(Dataset rows of page text)
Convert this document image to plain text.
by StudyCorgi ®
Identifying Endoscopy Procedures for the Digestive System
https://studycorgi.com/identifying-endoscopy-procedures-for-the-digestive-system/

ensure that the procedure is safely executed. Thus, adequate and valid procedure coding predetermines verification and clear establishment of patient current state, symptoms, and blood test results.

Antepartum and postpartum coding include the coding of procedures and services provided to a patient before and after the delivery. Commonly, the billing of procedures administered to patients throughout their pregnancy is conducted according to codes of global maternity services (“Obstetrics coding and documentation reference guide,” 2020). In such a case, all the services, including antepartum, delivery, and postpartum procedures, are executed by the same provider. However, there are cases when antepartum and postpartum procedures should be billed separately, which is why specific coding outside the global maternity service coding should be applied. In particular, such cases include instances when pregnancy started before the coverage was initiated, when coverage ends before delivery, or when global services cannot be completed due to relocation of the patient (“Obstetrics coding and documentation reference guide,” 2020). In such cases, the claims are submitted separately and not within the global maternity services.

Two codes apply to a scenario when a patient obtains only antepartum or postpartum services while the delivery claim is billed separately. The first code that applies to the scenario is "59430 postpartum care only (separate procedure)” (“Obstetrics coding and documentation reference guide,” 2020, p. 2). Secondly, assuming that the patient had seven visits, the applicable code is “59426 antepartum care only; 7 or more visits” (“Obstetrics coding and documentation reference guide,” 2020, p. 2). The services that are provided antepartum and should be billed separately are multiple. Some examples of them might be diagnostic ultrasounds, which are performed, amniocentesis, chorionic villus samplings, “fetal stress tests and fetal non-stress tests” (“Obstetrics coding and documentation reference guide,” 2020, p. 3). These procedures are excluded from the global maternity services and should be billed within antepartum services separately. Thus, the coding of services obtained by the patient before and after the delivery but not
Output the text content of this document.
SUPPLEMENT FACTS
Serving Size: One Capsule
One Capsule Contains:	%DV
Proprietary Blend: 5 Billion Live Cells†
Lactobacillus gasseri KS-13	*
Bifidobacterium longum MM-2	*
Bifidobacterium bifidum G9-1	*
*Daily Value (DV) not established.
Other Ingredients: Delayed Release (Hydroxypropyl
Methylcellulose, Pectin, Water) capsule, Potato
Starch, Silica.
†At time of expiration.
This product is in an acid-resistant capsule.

How to complete this task: Filter the entries and copy each line with "Bifidobacterium".

Your solution:
Bifidobacterium longum MM-2	*
Bifidobacterium bifidum G9-1	*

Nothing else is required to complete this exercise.